§ Supplied material:
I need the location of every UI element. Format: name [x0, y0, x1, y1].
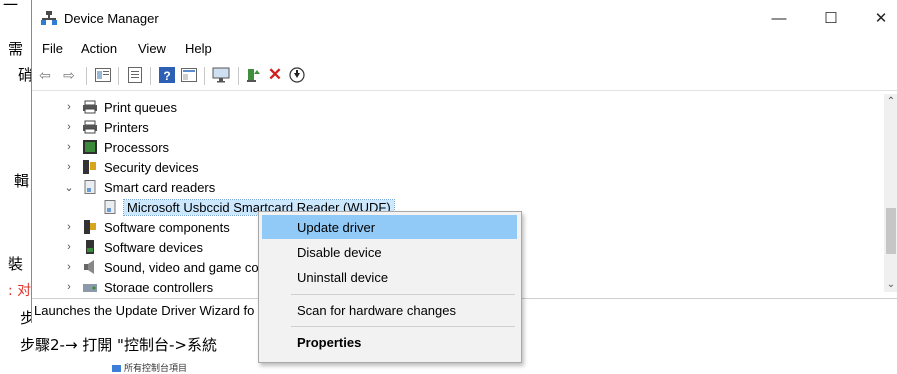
tree-item-label: Software components — [104, 219, 230, 235]
tree-item-label: Storage controllers — [104, 279, 214, 293]
minimize-icon: — — [771, 9, 787, 27]
tree-item-label: Sound, video and game co — [104, 259, 259, 275]
tree-item-label: Security devices — [104, 159, 199, 175]
software-component-icon — [84, 220, 96, 234]
menu-item-properties[interactable]: Properties — [262, 330, 517, 354]
doc-fragment: 需 — [8, 40, 24, 58]
doc-fragment: : 对 — [8, 283, 32, 299]
scroll-thumb[interactable] — [886, 208, 896, 254]
menu-help[interactable]: Help — [185, 41, 212, 56]
chevron-right-icon[interactable]: › — [62, 121, 76, 133]
smart-card-reader-icon — [84, 180, 96, 194]
speaker-icon — [84, 260, 94, 274]
menu-file[interactable]: File — [42, 41, 63, 56]
menu-action[interactable]: Action — [81, 41, 117, 56]
doc-fragment: 裝 — [8, 255, 24, 273]
menu-separator — [291, 326, 515, 327]
status-text: Launches the Update Driver Wizard fo — [34, 303, 255, 318]
back-icon[interactable]: ⇦ — [36, 66, 54, 84]
tree-item-print-queues[interactable]: › Print queues — [62, 97, 177, 117]
menu-view[interactable]: View — [138, 41, 166, 56]
monitor-icon[interactable] — [212, 66, 230, 84]
tree-item-label: Processors — [104, 139, 170, 155]
view-icon[interactable] — [180, 66, 198, 84]
chevron-right-icon[interactable]: › — [62, 101, 76, 113]
menu-item-disable-device[interactable]: Disable device — [262, 240, 517, 264]
doc-fragment: 一 — [3, 0, 19, 14]
chevron-right-icon[interactable]: › — [62, 241, 76, 253]
chevron-right-icon[interactable]: › — [62, 141, 76, 153]
maximize-button[interactable]: ☐ — [808, 0, 854, 36]
chevron-right-icon[interactable]: › — [62, 261, 76, 273]
menu-item-update-driver[interactable]: Update driver — [262, 215, 517, 239]
processor-icon — [83, 140, 97, 154]
menu-separator — [291, 294, 515, 295]
device-manager-icon — [41, 11, 57, 25]
toolbar-separator — [150, 67, 151, 85]
scroll-up-icon[interactable]: ⌃ — [884, 96, 897, 107]
tree-item-label: Smart card readers — [104, 179, 216, 195]
chevron-right-icon[interactable]: › — [62, 161, 76, 173]
close-button[interactable]: ✕ — [858, 0, 897, 36]
uninstall-icon[interactable]: ✕ — [266, 65, 284, 84]
scroll-down-icon[interactable]: ⌄ — [884, 279, 897, 290]
tree-item-label: Printers — [104, 119, 149, 135]
control-panel-icon — [112, 365, 121, 372]
printer-icon — [83, 120, 97, 134]
toolbar-separator — [238, 67, 239, 85]
smart-card-reader-icon — [104, 200, 116, 214]
storage-controller-icon — [83, 284, 97, 292]
tree-item-processors[interactable]: › Processors — [62, 137, 169, 157]
toolbar-separator — [118, 67, 119, 85]
forward-icon[interactable]: ⇨ — [60, 66, 78, 84]
chevron-right-icon[interactable]: › — [62, 221, 76, 233]
doc-view-icon[interactable] — [126, 66, 144, 84]
toolbar: ⇦ ⇨ ? ✕ — [32, 62, 897, 91]
doc-step2-line: 步驟2-→ 打開 "控制台->系統 — [20, 336, 217, 354]
tree-item-storage-controllers[interactable]: › Storage controllers — [62, 277, 213, 292]
close-icon: ✕ — [874, 10, 888, 27]
doc-caption: 所有控制台項目 — [112, 361, 187, 374]
tree-item-sound-video[interactable]: › Sound, video and game co — [62, 257, 259, 277]
menu-item-uninstall-device[interactable]: Uninstall device — [262, 265, 517, 289]
menu-item-scan-hardware[interactable]: Scan for hardware changes — [262, 298, 517, 322]
help-icon[interactable]: ? — [158, 66, 176, 84]
menu-bar: File Action View Help — [32, 37, 897, 59]
tree-item-label: Print queues — [104, 99, 177, 115]
tree-item-label: Software devices — [104, 239, 203, 255]
title-bar[interactable]: Device Manager — ☐ ✕ — [32, 0, 897, 36]
doc-fragment: 輯 — [14, 172, 30, 190]
chevron-right-icon[interactable]: › — [62, 281, 76, 292]
vertical-scrollbar[interactable]: ⌃ ⌄ — [884, 94, 897, 292]
update-driver-icon[interactable] — [244, 66, 262, 84]
context-menu: Update driver Disable device Uninstall d… — [258, 211, 522, 363]
svg-text:?: ? — [163, 69, 170, 83]
tree-item-security-devices[interactable]: › Security devices — [62, 157, 199, 177]
scan-icon[interactable] — [288, 66, 306, 84]
toolbar-separator — [86, 67, 87, 85]
window-title: Device Manager — [64, 11, 159, 26]
chevron-down-icon[interactable]: ⌄ — [62, 181, 76, 194]
tree-item-software-components[interactable]: › Software components — [62, 217, 230, 237]
tree-item-printers[interactable]: › Printers — [62, 117, 149, 137]
toolbar-separator — [204, 67, 205, 85]
properties-icon[interactable] — [94, 66, 112, 84]
printer-icon — [83, 100, 97, 114]
tree-item-software-devices[interactable]: › Software devices — [62, 237, 203, 257]
security-device-icon — [83, 160, 96, 174]
tree-item-smart-card-readers[interactable]: ⌄ Smart card readers — [62, 177, 215, 197]
maximize-icon: ☐ — [824, 10, 838, 27]
software-device-icon — [86, 240, 94, 254]
minimize-button[interactable]: — — [756, 0, 802, 36]
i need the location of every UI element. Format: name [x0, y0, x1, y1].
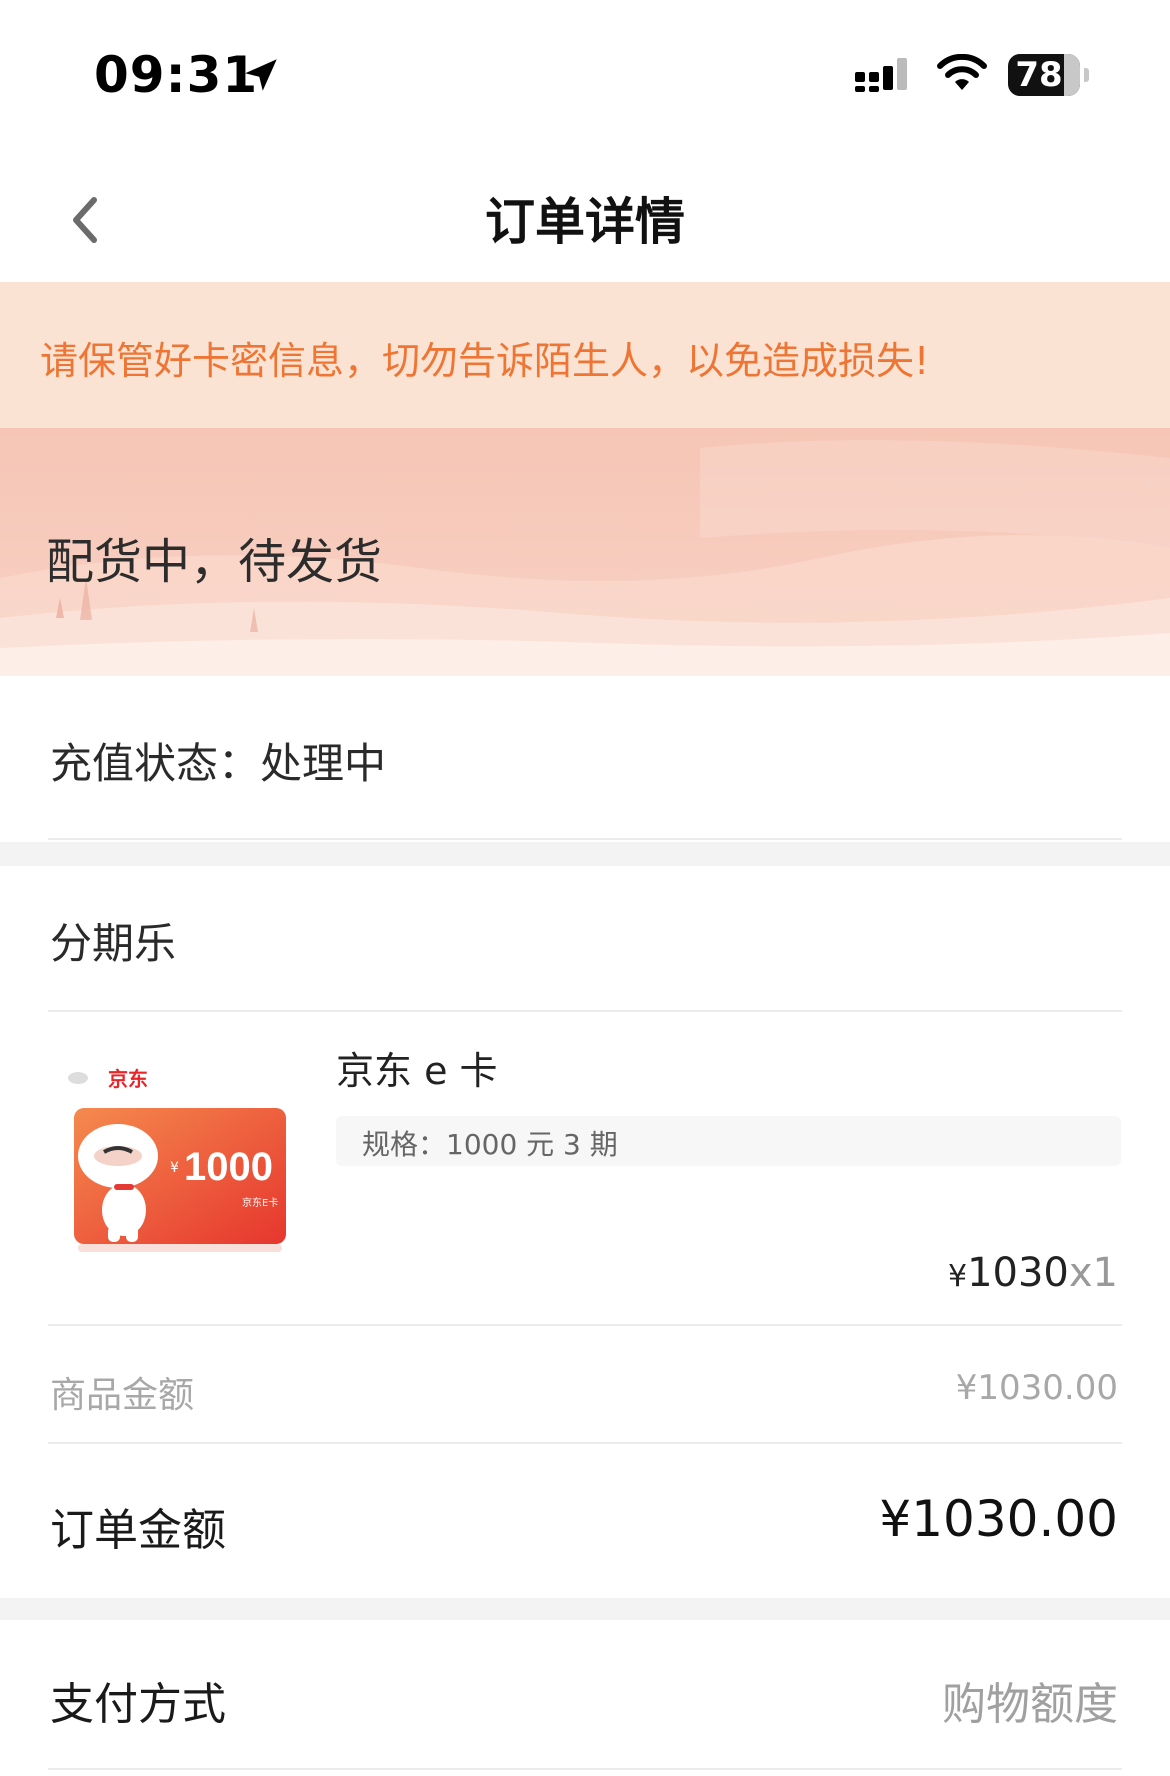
- product-spec: 规格：1000 元 3 期: [336, 1116, 1121, 1166]
- product-price: ¥1030x1: [948, 1250, 1118, 1296]
- battery-icon: 78: [1008, 54, 1089, 96]
- product-thumbnail[interactable]: 京东 ¥ 1000 京东E卡: [64, 1060, 300, 1260]
- divider: [48, 1010, 1122, 1012]
- wifi-icon: [937, 54, 987, 90]
- price-currency: ¥: [947, 1259, 968, 1294]
- section-gap: [0, 1598, 1170, 1620]
- recharge-status-text: 充值状态：处理中: [50, 739, 387, 788]
- order-total-label: 订单金额: [50, 1505, 226, 1556]
- section-gap: [0, 842, 1170, 866]
- status-bar: 09:31 78: [0, 0, 1170, 150]
- status-time: 09:31: [94, 46, 259, 104]
- payment-method-value[interactable]: 购物额度: [942, 1668, 1118, 1732]
- divider: [48, 1768, 1122, 1770]
- divider: [48, 838, 1122, 840]
- divider: [48, 1324, 1122, 1326]
- page-title: 订单详情: [485, 193, 685, 251]
- payment-method-label: 支付方式: [50, 1679, 226, 1730]
- subtotal-value: ¥1030.00: [955, 1368, 1118, 1408]
- order-total-value: ¥1030.00: [879, 1490, 1118, 1548]
- thumb-caption: 京东E卡: [242, 1196, 278, 1209]
- product-quantity: x1: [1068, 1250, 1118, 1296]
- subtotal-label: 商品金额: [50, 1375, 195, 1416]
- product-spec-text: 规格：1000 元 3 期: [362, 1128, 618, 1161]
- thumb-currency: ¥: [170, 1160, 179, 1176]
- merchant-name: 分期乐: [50, 919, 177, 968]
- divider: [48, 1442, 1122, 1444]
- thumb-amount: 1000: [184, 1145, 273, 1189]
- price-value: 1030: [967, 1250, 1069, 1296]
- location-arrow-icon: [245, 59, 277, 91]
- nav-bar: 订单详情: [0, 150, 1170, 282]
- cellular-signal-icon: [855, 58, 907, 92]
- battery-level: 78: [1015, 55, 1063, 95]
- order-status-banner: 配货中，待发货: [0, 428, 1170, 676]
- thumb-brand-text: 京东: [108, 1067, 148, 1091]
- warning-banner: 请保管好卡密信息，切勿告诉陌生人，以免造成损失!: [0, 282, 1170, 428]
- order-status-title: 配货中，待发货: [46, 534, 383, 590]
- warning-text: 请保管好卡密信息，切勿告诉陌生人，以免造成损失!: [40, 339, 930, 383]
- product-name[interactable]: 京东 e 卡: [336, 1040, 498, 1095]
- recharge-status-row: 充值状态：处理中: [0, 676, 1170, 842]
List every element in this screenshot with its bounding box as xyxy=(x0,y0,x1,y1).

§ Exercise task: Can you rewrite the entries, starting with the line with "tree-item-label: Software components" and going on through the line with "doc-fragment: : 对 — [8, 283, 32, 299]", changing "tree-item-label" to "tree-node-label" and leaving everything else untouched?

§ Task result:
tree-node-label: Software components — [104, 219, 230, 235]
tree-node-label: Storage controllers — [104, 279, 214, 293]
minimize-icon: — — [771, 9, 787, 27]
tree-node-label: Sound, video and game co — [104, 259, 259, 275]
tree-node-label: Security devices — [104, 159, 199, 175]
software-component-icon — [84, 220, 96, 234]
menu-item-properties[interactable]: Properties — [262, 330, 517, 354]
doc-fragment: 需 — [8, 40, 24, 58]
doc-fragment: : 对 — [8, 283, 32, 299]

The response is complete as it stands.